_TASK TO CARRY OUT:_ Tally the lines that contain the string "DPPA" and state that total without comment.

-------- RECORDS FOR PROCESSING --------

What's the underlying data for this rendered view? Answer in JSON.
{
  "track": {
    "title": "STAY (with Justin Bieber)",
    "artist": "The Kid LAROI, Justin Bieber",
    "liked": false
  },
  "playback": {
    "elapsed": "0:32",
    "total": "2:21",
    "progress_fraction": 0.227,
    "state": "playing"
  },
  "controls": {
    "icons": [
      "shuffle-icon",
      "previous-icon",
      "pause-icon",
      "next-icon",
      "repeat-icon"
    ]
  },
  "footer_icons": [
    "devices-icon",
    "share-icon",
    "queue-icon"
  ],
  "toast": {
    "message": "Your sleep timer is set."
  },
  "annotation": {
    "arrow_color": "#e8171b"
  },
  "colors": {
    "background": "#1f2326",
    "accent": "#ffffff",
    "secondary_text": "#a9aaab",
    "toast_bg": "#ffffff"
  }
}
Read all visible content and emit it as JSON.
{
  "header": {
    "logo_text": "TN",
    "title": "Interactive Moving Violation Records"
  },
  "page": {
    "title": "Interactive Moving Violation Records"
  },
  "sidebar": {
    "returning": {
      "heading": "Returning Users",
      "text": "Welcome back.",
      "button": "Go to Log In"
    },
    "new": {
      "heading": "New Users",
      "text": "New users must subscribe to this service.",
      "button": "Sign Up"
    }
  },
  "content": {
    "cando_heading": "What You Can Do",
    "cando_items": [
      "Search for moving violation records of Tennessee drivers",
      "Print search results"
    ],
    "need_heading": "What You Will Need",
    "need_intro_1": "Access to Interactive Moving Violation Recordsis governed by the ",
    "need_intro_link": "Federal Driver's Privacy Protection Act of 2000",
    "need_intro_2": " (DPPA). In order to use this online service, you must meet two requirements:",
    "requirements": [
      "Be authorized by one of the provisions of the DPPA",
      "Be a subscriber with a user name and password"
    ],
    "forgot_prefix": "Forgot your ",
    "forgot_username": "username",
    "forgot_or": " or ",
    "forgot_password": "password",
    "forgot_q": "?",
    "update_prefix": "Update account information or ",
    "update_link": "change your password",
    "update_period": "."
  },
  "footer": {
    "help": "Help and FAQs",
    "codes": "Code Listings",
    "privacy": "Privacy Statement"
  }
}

--------

_RESULT OF THIS EXERCISE:_ 2